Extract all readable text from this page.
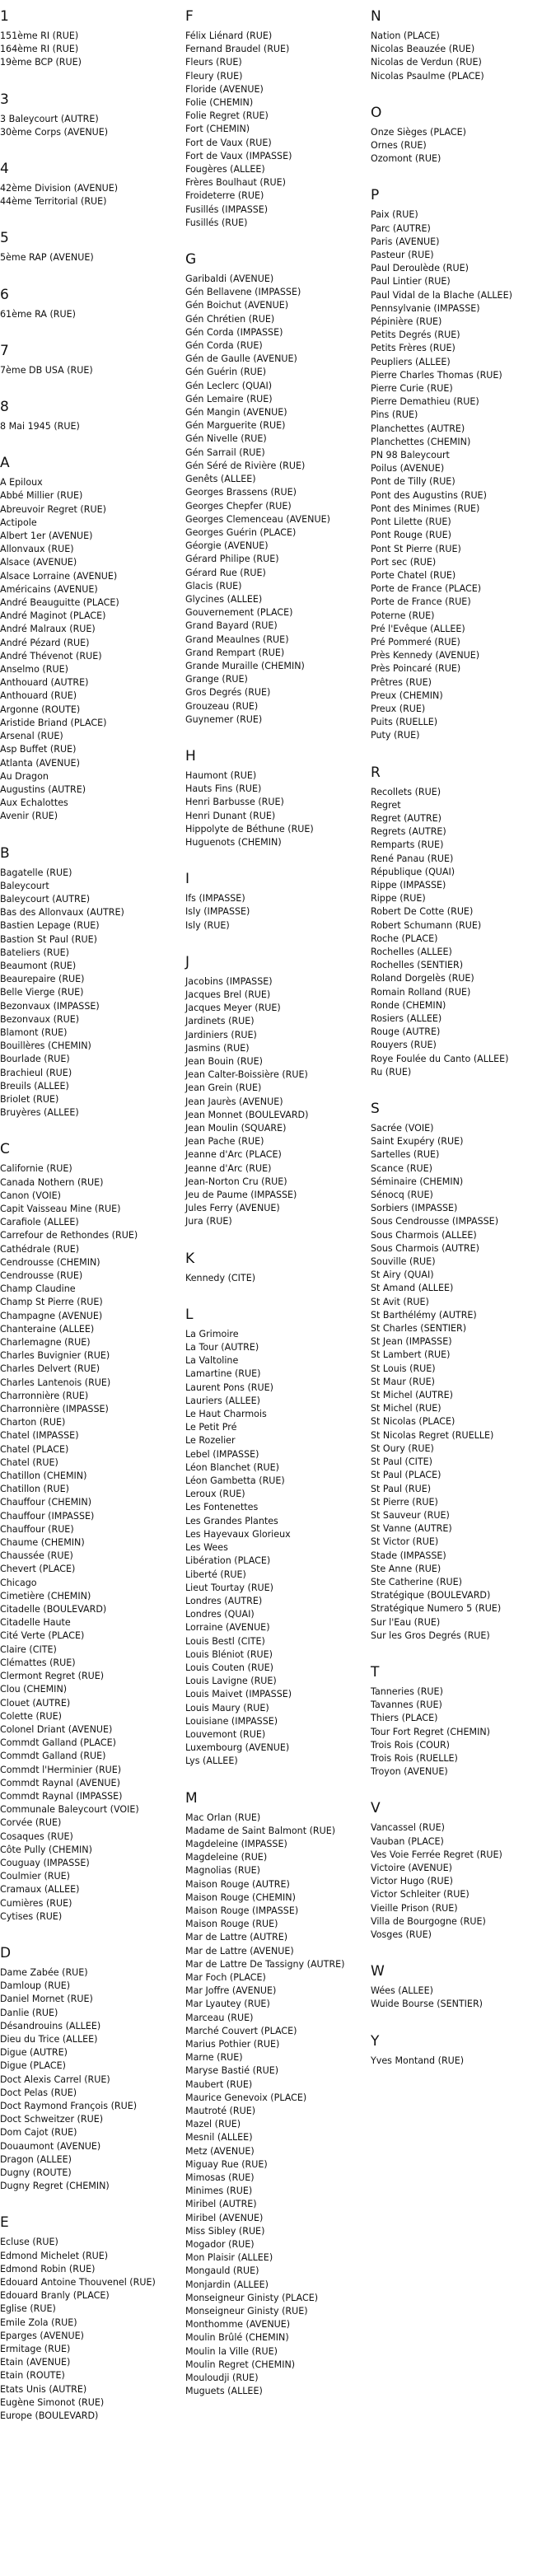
1
151ème RI (RUE)
164ème RI (RUE)
19ème BCP (RUE)
3
3 Baleycourt (AUTRE)
30ème Corps (AVENUE)
4
42ème Division (AVENUE)
44ème Territorial (RUE)
5
5ème RAP (AVENUE)
6
61ème RA (RUE)
7
7ème DB USA (RUE)
8
8 Mai 1945 (RUE)
A
A Epiloux
Abbé Millier (RUE)
Abreuvoir Regret (RUE)
Actipole
Albert 1er (AVENUE)
Allonvaux (RUE)
Alsace (AVENUE)
Alsace Lorraine (AVENUE)
Américains (AVENUE)
André Beauguitte (PLACE)
André Maginot (PLACE)
André Malraux (RUE)
André Pézard (RUE)
André Thévenot (RUE)
Anselmo (RUE)
Anthouard (AUTRE)
Anthouard (RUE)
Argonne (ROUTE)
Aristide Briand (PLACE)
Arsenal (RUE)
Asp Buffet (RUE)
Atlanta (AVENUE)
Au Dragon
Augustins (AUTRE)
Aux Echalottes
Avenir (RUE)
B
Bagatelle (RUE)
Baleycourt
Baleycourt (AUTRE)
Bas des Allonvaux (AUTRE)
Bastien Lepage (RUE)
Bastion St Paul (RUE)
Bateliers (RUE)
Beaumont (RUE)
Beaurepaire (RUE)
Belle Vierge (RUE)
Bezonvaux (IMPASSE)
Bezonvaux (RUE)
Blamont (RUE)
Bouillères (CHEMIN)
Bourlade (RUE)
Brachieul (RUE)
Breuils (ALLEE)
Briolet (RUE)
Bruyères (ALLEE)
C
Californie (RUE)
Canada Nothern (RUE)
Canon (VOIE)
Capit Vaisseau Mine (RUE)
Carafiole (ALLEE)
Carrefour de Rethondes (RUE)
Cathédrale (RUE)
Cendrousse (CHEMIN)
Cendrousse (RUE)
Champ Claudine
Champ St Pierre (RUE)
Champagne (AVENUE)
Chanteraine (ALLEE)
Charlemagne (RUE)
Charles Buvignier (RUE)
Charles Delvert (RUE)
Charles Lantenois (RUE)
Charronnière (RUE)
Charronnière (IMPASSE)
Charton (RUE)
Chatel (IMPASSE)
Chatel (PLACE)
Chatel (RUE)
Chatillon (CHEMIN)
Chatillon (RUE)
Chauffour (CHEMIN)
Chauffour (IMPASSE)
Chauffour (RUE)
Chaume (CHEMIN)
Chaussée (RUE)
Chevert (PLACE)
Chicago
Cimetière (CHEMIN)
Citadelle (BOULEVARD)
Citadelle Haute
Cité Verte (PLACE)
Claire (CITE)
Clémattes (RUE)
Clermont Regret (RUE)
Clou (CHEMIN)
Clouet (AUTRE)
Colette (RUE)
Colonel Driant (AVENUE)
Commdt Galland (PLACE)
Commdt Galland (RUE)
Commdt l'Herminier (RUE)
Commdt Raynal (AVENUE)
Commdt Raynal (IMPASSE)
Communale Baleycourt (VOIE)
Corvée (RUE)
Cosaques (RUE)
Côte Pully (CHEMIN)
Couguay (IMPASSE)
Coulmier (RUE)
Cramaux (ALLEE)
Cumières (RUE)
Cytises (RUE)
D
Dame Zabée (RUE)
Damloup (RUE)
Daniel Mornet (RUE)
Danlie (RUE)
Désandrouins (ALLEE)
Dieu du Trice (ALLEE)
Digue (AUTRE)
Digue (PLACE)
Doct Alexis Carrel (RUE)
Doct Pelas (RUE)
Doct Raymond François (RUE)
Doct Schweitzer (RUE)
Dom Cajot (RUE)
Douaumont (AVENUE)
Dragon (ALLEE)
Dugny (ROUTE)
Dugny Regret (CHEMIN)
E
Ecluse (RUE)
Edmond Michelet (RUE)
Edmond Robin (RUE)
Edouard Antoine Thouvenel (RUE)
Edouard Branly (PLACE)
Eglise (RUE)
Emile Zola (RUE)
Eparges (AVENUE)
Ermitage (RUE)
Etain (AVENUE)
Etain (ROUTE)
Etats Unis (AUTRE)
Eugène Simonot (RUE)
Europe (BOULEVARD)
F
Félix Liénard (RUE)
Fernand Braudel (RUE)
Fleurs (RUE)
Fleury (RUE)
Floride (AVENUE)
Folie (CHEMIN)
Folie Regret (RUE)
Fort (CHEMIN)
Fort de Vaux (RUE)
Fort de Vaux (IMPASSE)
Fougères (ALLEE)
Frères Boulhaut (RUE)
Froideterre (RUE)
Fusillés (IMPASSE)
Fusillés (RUE)
G
Garibaldi (AVENUE)
Gén Bellavene (IMPASSE)
Gén Boichut (AVENUE)
Gén Chrétien (RUE)
Gén Corda (IMPASSE)
Gén Corda (RUE)
Gén de Gaulle (AVENUE)
Gén Guérin (RUE)
Gén Leclerc (QUAI)
Gén Lemaire (RUE)
Gén Mangin (AVENUE)
Gén Marguerite (RUE)
Gén Nivelle (RUE)
Gén Sarrail (RUE)
Gén Séré de Rivière (RUE)
Genêts (ALLEE)
Georges Brassens (RUE)
Georges Chepfer (RUE)
Georges Clemenceau (AVENUE)
Georges Guérin (PLACE)
Géorgie (AVENUE)
Gérard Philipe (RUE)
Gérard Rue (RUE)
Glacis (RUE)
Glycines (ALLEE)
Gouvernement (PLACE)
Grand Bayard (RUE)
Grand Meaulnes (RUE)
Grand Rempart (RUE)
Grande Muraille (CHEMIN)
Grange (RUE)
Gros Degrés (RUE)
Grouzeau (RUE)
Guynemer (RUE)
H
Haumont (RUE)
Hauts Fins (RUE)
Henri Barbusse (RUE)
Henri Dunant (RUE)
Hippolyte de Béthune (RUE)
Huguenots (CHEMIN)
I
Ifs (IMPASSE)
Isly (IMPASSE)
Isly (RUE)
J
Jacobins (IMPASSE)
Jacques Brel (RUE)
Jacques Meyer (RUE)
Jardinets (RUE)
Jardiniers (RUE)
Jasmins (RUE)
Jean Bouin (RUE)
Jean Calter-Boissière (RUE)
Jean Grein (RUE)
Jean Jaurès (AVENUE)
Jean Monnet (BOULEVARD)
Jean Moulin (SQUARE)
Jean Pache (RUE)
Jeanne d'Arc (PLACE)
Jeanne d'Arc (RUE)
Jean-Norton Cru (RUE)
Jeu de Paume (IMPASSE)
Jules Ferry (AVENUE)
Jura (RUE)
K
Kennedy (CITE)
L
La Grimoire
La Tour (AUTRE)
La Valtoline
Lamartine (RUE)
Laurent Pons (RUE)
Lauriers (ALLEE)
Le Haut Charmois
Le Petit Pré
Le Rozelier
Lebel (IMPASSE)
Léon Blanchet (RUE)
Léon Gambetta (RUE)
Leroux (RUE)
Les Fontenettes
Les Grandes Plantes
Les Hayevaux Glorieux
Les Wees
Libération (PLACE)
Liberté (RUE)
Lieut Tourtay (RUE)
Londres (AUTRE)
Londres (QUAI)
Lorraine (AVENUE)
Louis Bestl (CITE)
Louis Bléniot (RUE)
Louis Couten (RUE)
Louis Lavigne (RUE)
Louis Maivet (IMPASSE)
Louis Maury (RUE)
Louisiane (IMPASSE)
Louvemont (RUE)
Luxembourg (AVENUE)
Lys (ALLEE)
M
Mac Orlan (RUE)
Madame de Saint Balmont (RUE)
Magdeleine (IMPASSE)
Magdeleine (RUE)
Magnolias (RUE)
Maison Rouge (AUTRE)
Maison Rouge (CHEMIN)
Maison Rouge (IMPASSE)
Maison Rouge (RUE)
Mar de Lattre (AUTRE)
Mar de Lattre (AVENUE)
Mar de Lattre De Tassigny (AUTRE)
Mar Foch (PLACE)
Mar Joffre (AVENUE)
Mar Lyautey (RUE)
Marceau (RUE)
Marché Couvert (PLACE)
Marius Pothier (RUE)
Marne (RUE)
Maryse Bastié (RUE)
Maubert (RUE)
Maurice Genevoix (PLACE)
Mautroté (RUE)
Mazel (RUE)
Mesnil (ALLEE)
Metz (AVENUE)
Miguay Rue (RUE)
Mimosas (RUE)
Minimes (RUE)
Miribel (AUTRE)
Miribel (AVENUE)
Miss Sibley (RUE)
Mogador (RUE)
Mon Plaisir (ALLEE)
Mongauld (RUE)
Monjardin (ALLEE)
Monseigneur Ginisty (PLACE)
Monseigneur Ginisty (RUE)
Monthomme (AVENUE)
Moulin Brûlé (CHEMIN)
Moulin la Ville (RUE)
Moulin Regret (CHEMIN)
Mouloudji (RUE)
Muguets (ALLEE)
N
Nation (PLACE)
Nicolas Beauzée (RUE)
Nicolas de Verdun (RUE)
Nicolas Psaulme (PLACE)
O
Onze Sièges (PLACE)
Ornes (RUE)
Ozomont (RUE)
P
Paix (RUE)
Parc (AUTRE)
Paris (AVENUE)
Pasteur (RUE)
Paul Deroulède (RUE)
Paul Lintier (RUE)
Paul Vidal de la Blache (ALLEE)
Pennsylvanie (IMPASSE)
Pépinière (RUE)
Petits Degrés (RUE)
Petits Frères (RUE)
Peupliers (ALLEE)
Pierre Charles Thomas (RUE)
Pierre Curie (RUE)
Pierre Demathieu (RUE)
Pins (RUE)
Planchettes (AUTRE)
Planchettes (CHEMIN)
PN 98 Baleycourt
Poilus (AVENUE)
Pont de Tilly (RUE)
Pont des Augustins (RUE)
Pont des Minimes (RUE)
Pont Lilette (RUE)
Pont Rouge (RUE)
Pont St Pierre (RUE)
Port sec (RUE)
Porte Chatel (RUE)
Porte de France (PLACE)
Porte de France (RUE)
Poterne (RUE)
Pré l'Evêque (ALLEE)
Pré Pommeré (RUE)
Près Kennedy (AVENUE)
Près Poincaré (RUE)
Prêtres (RUE)
Preux (CHEMIN)
Preux (RUE)
Puits (RUELLE)
Puty (RUE)
R
Recollets (RUE)
Regret
Regret (AUTRE)
Regrets (AUTRE)
Remparts (RUE)
René Panau (RUE)
République (QUAI)
Rippe (IMPASSE)
Rippe (RUE)
Robert De Cotte (RUE)
Robert Schumann (RUE)
Roche (PLACE)
Rochelles (ALLEE)
Rochelles (SENTIER)
Roland Dorgelès (RUE)
Romain Rolland (RUE)
Ronde (CHEMIN)
Rosiers (ALLEE)
Rouge (AUTRE)
Rouyers (RUE)
Roye Foulée du Canto (ALLEE)
Ru (RUE)
S
Sacrée (VOIE)
Saint Exupéry (RUE)
Sartelles (RUE)
Scance (RUE)
Séminaire (CHEMIN)
Sénocq (RUE)
Sorbiers (IMPASSE)
Sous Cendrousse (IMPASSE)
Sous Charmois (ALLEE)
Sous Charmois (AUTRE)
Souville (RUE)
St Airy (QUAI)
St Amand (ALLEE)
St Avit (RUE)
St Barthélémy (AUTRE)
St Charles (SENTIER)
St Jean (IMPASSE)
St Lambert (RUE)
St Louis (RUE)
St Maur (RUE)
St Michel (AUTRE)
St Michel (RUE)
St Nicolas (PLACE)
St Nicolas Regret (RUELLE)
St Oury (RUE)
St Paul (CITE)
St Paul (PLACE)
St Paul (RUE)
St Pierre (RUE)
St Sauveur (RUE)
St Vanne (AUTRE)
St Victor (RUE)
Stade (IMPASSE)
Ste Anne (RUE)
Ste Catherine (RUE)
Stratégique (BOULEVARD)
Stratégique Numero 5 (RUE)
Sur l'Eau (RUE)
Sur les Gros Degrés (RUE)
T
Tanneries (RUE)
Tavannes (RUE)
Thiers (PLACE)
Tour Fort Regret (CHEMIN)
Trois Rois (COUR)
Trois Rois (RUELLE)
Troyon (AVENUE)
V
Vancassel (RUE)
Vauban (PLACE)
Ves Voie Ferrée Regret (RUE)
Victoire (AVENUE)
Victor Hugo (RUE)
Victor Schleiter (RUE)
Vieille Prison (RUE)
Villa de Bourgogne (RUE)
Vosges (RUE)
W
Wées (ALLEE)
Wuide Bourse (SENTIER)
Y
Yves Montand (RUE)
________________________
→ **Instructions to follow**
Extract each line from the listing that holds the word "Lattre".

→ **Full response**
Mar de Lattre (AUTRE)
Mar de Lattre (AVENUE)
Mar de Lattre De Tassigny (AUTRE)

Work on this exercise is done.